▶ **WHAT IS BEING ASKED**:
Below are the records; collect from them each line containing the string "Hyrule".

▶ **GIVEN RECORDS**:
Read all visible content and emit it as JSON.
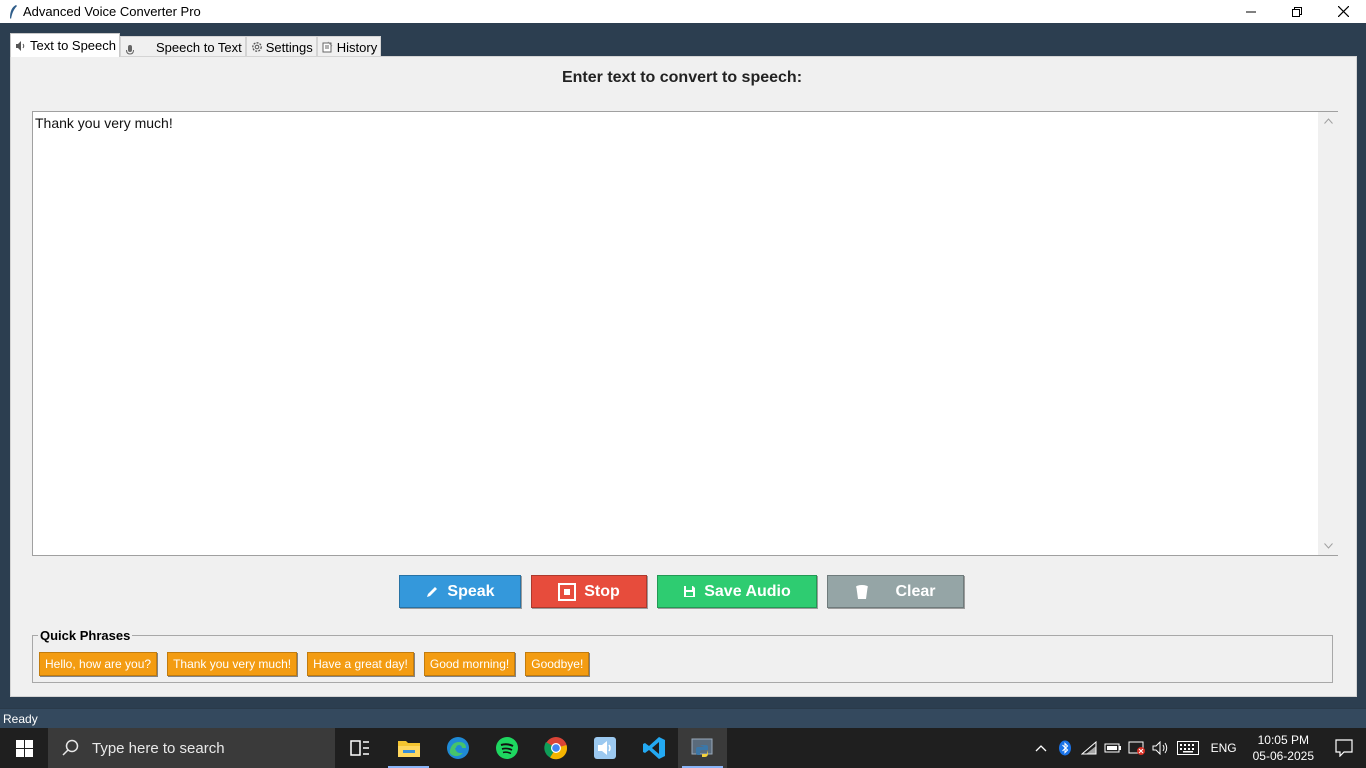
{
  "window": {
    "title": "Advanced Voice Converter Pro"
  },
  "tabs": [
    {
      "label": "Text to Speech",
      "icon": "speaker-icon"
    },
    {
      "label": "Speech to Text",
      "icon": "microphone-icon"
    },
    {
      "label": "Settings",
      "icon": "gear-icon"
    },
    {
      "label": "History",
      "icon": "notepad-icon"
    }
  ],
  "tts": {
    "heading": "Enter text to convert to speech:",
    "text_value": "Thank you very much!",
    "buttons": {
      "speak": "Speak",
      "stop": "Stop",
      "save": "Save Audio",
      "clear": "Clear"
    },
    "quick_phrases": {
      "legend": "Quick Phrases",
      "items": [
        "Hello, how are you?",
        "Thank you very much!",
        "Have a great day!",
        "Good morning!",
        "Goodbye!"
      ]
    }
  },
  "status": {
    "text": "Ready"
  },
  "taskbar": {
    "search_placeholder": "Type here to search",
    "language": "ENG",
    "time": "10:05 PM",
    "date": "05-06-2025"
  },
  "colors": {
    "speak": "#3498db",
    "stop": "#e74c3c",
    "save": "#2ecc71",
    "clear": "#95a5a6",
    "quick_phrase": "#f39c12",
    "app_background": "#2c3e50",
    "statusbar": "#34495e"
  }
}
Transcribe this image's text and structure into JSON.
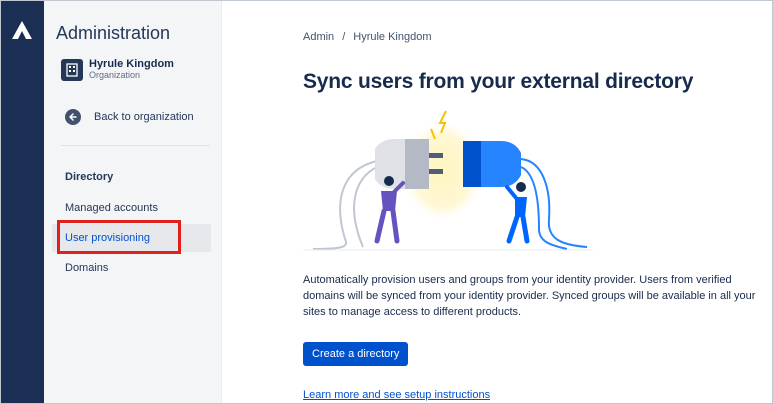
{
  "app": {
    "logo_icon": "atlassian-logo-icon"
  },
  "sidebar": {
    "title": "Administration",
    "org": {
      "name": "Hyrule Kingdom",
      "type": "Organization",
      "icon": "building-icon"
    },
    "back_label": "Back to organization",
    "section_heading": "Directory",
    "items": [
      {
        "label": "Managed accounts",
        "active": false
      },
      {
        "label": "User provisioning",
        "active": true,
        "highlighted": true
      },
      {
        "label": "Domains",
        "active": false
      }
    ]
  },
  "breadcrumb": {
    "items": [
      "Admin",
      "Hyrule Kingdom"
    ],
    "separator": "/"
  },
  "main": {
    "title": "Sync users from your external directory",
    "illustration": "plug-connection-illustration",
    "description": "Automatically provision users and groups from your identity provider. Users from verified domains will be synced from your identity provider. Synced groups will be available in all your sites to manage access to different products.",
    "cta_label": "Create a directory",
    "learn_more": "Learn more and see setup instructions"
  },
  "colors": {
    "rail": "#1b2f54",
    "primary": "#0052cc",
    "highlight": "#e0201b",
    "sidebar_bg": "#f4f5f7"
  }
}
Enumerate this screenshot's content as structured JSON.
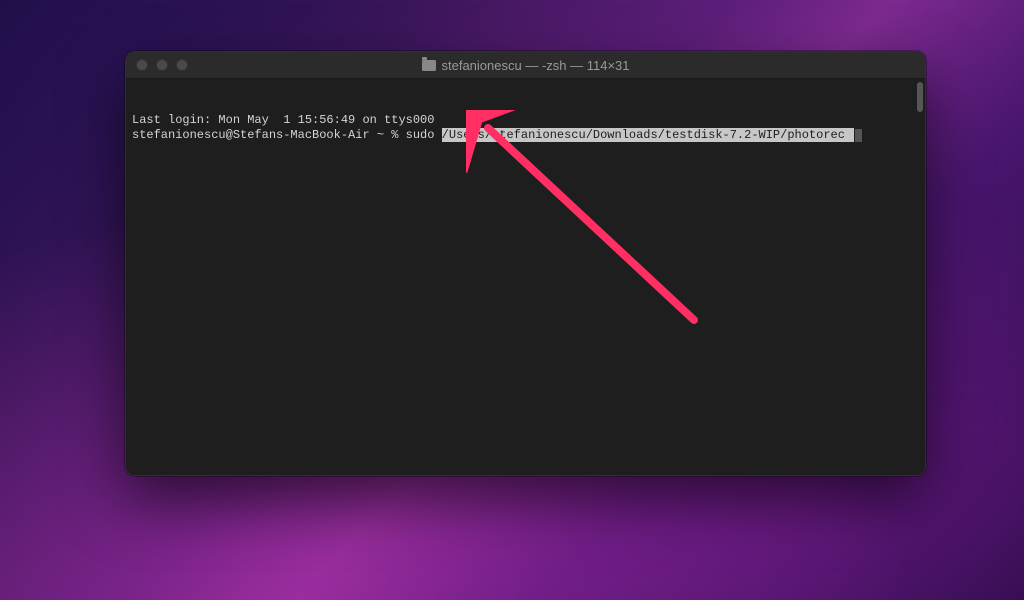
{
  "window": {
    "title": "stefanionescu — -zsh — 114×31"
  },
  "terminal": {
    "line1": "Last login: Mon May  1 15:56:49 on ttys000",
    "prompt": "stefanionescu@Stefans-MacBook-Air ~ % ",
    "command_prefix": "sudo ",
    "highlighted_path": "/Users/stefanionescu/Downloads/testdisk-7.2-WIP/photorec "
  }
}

▶ **REPLY**:
      "name": "Hyrule Kingdom",
      "Hyrule Kingdom"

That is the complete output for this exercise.